> [THE EXERCISE]:
Copy every line of the records below with nothing added, dropped, or altered.
————
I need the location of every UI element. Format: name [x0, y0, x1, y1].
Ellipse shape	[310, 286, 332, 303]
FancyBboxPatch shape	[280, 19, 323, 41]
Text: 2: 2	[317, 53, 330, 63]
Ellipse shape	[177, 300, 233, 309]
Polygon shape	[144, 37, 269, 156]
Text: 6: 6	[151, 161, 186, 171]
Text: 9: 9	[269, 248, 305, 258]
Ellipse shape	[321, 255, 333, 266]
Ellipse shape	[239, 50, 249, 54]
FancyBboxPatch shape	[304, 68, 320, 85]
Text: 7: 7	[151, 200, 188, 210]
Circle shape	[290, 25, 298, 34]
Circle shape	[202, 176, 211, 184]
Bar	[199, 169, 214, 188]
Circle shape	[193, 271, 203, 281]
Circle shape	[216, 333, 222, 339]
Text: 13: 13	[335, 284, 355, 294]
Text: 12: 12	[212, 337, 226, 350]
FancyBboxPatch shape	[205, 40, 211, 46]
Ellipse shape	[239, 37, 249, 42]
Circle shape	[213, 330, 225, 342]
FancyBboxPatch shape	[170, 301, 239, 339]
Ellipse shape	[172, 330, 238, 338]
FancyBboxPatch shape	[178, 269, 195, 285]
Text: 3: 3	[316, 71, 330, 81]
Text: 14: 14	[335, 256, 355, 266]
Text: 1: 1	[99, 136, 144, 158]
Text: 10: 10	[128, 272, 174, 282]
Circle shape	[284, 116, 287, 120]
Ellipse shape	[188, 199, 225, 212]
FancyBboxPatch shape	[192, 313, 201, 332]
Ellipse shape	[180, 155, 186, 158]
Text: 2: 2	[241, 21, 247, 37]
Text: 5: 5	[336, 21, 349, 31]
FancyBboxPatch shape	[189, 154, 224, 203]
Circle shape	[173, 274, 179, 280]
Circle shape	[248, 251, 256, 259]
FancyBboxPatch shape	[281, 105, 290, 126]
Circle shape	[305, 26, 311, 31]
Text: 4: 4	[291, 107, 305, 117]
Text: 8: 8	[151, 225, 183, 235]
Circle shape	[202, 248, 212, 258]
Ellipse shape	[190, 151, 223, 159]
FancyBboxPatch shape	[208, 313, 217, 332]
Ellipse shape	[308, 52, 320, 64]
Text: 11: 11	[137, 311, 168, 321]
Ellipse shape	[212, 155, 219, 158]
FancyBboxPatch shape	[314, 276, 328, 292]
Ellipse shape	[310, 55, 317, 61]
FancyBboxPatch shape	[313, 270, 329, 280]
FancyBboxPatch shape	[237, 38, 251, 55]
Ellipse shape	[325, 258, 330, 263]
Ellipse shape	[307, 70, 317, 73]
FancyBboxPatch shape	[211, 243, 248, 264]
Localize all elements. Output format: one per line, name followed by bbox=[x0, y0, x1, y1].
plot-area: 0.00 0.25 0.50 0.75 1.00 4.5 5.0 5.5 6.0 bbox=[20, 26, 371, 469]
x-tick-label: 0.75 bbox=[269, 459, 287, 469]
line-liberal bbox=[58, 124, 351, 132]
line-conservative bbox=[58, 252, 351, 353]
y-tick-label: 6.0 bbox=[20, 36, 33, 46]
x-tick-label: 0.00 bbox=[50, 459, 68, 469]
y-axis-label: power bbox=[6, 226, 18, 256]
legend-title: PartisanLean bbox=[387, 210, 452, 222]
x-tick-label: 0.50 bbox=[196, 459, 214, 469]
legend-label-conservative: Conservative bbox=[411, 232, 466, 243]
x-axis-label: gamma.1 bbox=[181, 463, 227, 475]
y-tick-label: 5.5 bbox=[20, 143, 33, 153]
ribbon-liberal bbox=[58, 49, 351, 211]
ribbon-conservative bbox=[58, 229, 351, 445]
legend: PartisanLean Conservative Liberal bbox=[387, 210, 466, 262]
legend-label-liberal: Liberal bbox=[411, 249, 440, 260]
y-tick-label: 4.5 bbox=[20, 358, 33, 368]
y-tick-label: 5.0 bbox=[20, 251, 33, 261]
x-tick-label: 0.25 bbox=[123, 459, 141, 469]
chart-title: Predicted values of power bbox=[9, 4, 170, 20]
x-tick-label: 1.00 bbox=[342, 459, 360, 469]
————
> [ANSWER TO THE TASK]:
I need the location of every UI element. Format: name [x0, y0, x1, y1].
Ellipse shape	[310, 286, 332, 303]
FancyBboxPatch shape	[280, 19, 323, 41]
Text: 2: 2	[317, 53, 330, 63]
Ellipse shape	[177, 300, 233, 309]
Polygon shape	[144, 37, 269, 156]
Text: 6: 6	[151, 161, 186, 171]
Text: 9: 9	[269, 248, 305, 258]
Ellipse shape	[321, 255, 333, 266]
Ellipse shape	[239, 50, 249, 54]
FancyBboxPatch shape	[304, 68, 320, 85]
Text: 7: 7	[151, 200, 188, 210]
Circle shape	[290, 25, 298, 34]
Circle shape	[202, 176, 211, 184]
Bar	[199, 169, 214, 188]
Circle shape	[193, 271, 203, 281]
Circle shape	[216, 333, 222, 339]
Text: 13: 13	[335, 284, 355, 294]
Text: 12: 12	[212, 337, 226, 350]
FancyBboxPatch shape	[205, 40, 211, 46]
Ellipse shape	[239, 37, 249, 42]
Circle shape	[213, 330, 225, 342]
FancyBboxPatch shape	[170, 301, 239, 339]
Ellipse shape	[172, 330, 238, 338]
FancyBboxPatch shape	[178, 269, 195, 285]
Text: 3: 3	[316, 71, 330, 81]
Text: 14: 14	[335, 256, 355, 266]
Text: 1: 1	[99, 136, 144, 158]
Text: 10: 10	[128, 272, 174, 282]
Circle shape	[284, 116, 287, 120]
Ellipse shape	[188, 199, 225, 212]
FancyBboxPatch shape	[192, 313, 201, 332]
Ellipse shape	[180, 155, 186, 158]
Text: 2: 2	[241, 21, 247, 37]
Text: 5: 5	[336, 21, 349, 31]
FancyBboxPatch shape	[189, 154, 224, 203]
Circle shape	[173, 274, 179, 280]
Circle shape	[248, 251, 256, 259]
FancyBboxPatch shape	[281, 105, 290, 126]
Circle shape	[305, 26, 311, 31]
Text: 4: 4	[291, 107, 305, 117]
Text: 8: 8	[151, 225, 183, 235]
Circle shape	[202, 248, 212, 258]
Ellipse shape	[190, 151, 223, 159]
FancyBboxPatch shape	[208, 313, 217, 332]
Ellipse shape	[308, 52, 320, 64]
Text: 11: 11	[137, 311, 168, 321]
Ellipse shape	[212, 155, 219, 158]
FancyBboxPatch shape	[314, 276, 328, 292]
Ellipse shape	[310, 55, 317, 61]
FancyBboxPatch shape	[313, 270, 329, 280]
FancyBboxPatch shape	[237, 38, 251, 55]
Ellipse shape	[325, 258, 330, 263]
Ellipse shape	[307, 70, 317, 73]
FancyBboxPatch shape	[211, 243, 248, 264]
Localize all elements. Output format: one per line, name followed by bbox=[x0, y0, x1, y1].
plot-area: 0.00 0.25 0.50 0.75 1.00 4.5 5.0 5.5 6.0 bbox=[20, 26, 371, 469]
x-tick-label: 0.75 bbox=[269, 459, 287, 469]
line-liberal bbox=[58, 124, 351, 132]
line-conservative bbox=[58, 252, 351, 353]
y-tick-label: 6.0 bbox=[20, 36, 33, 46]
x-tick-label: 0.00 bbox=[50, 459, 68, 469]
y-axis-label: power bbox=[6, 226, 18, 256]
legend-title: PartisanLean bbox=[387, 210, 452, 222]
x-tick-label: 0.50 bbox=[196, 459, 214, 469]
legend-label-conservative: Conservative bbox=[411, 232, 466, 243]
x-axis-label: gamma.1 bbox=[181, 463, 227, 475]
y-tick-label: 5.5 bbox=[20, 143, 33, 153]
ribbon-liberal bbox=[58, 49, 351, 211]
ribbon-conservative bbox=[58, 229, 351, 445]
legend: PartisanLean Conservative Liberal bbox=[387, 210, 466, 262]
legend-label-liberal: Liberal bbox=[411, 249, 440, 260]
y-tick-label: 4.5 bbox=[20, 358, 33, 368]
y-tick-label: 5.0 bbox=[20, 251, 33, 261]
x-tick-label: 0.25 bbox=[123, 459, 141, 469]
chart-title: Predicted values of power bbox=[9, 4, 170, 20]
x-tick-label: 1.00 bbox=[342, 459, 360, 469]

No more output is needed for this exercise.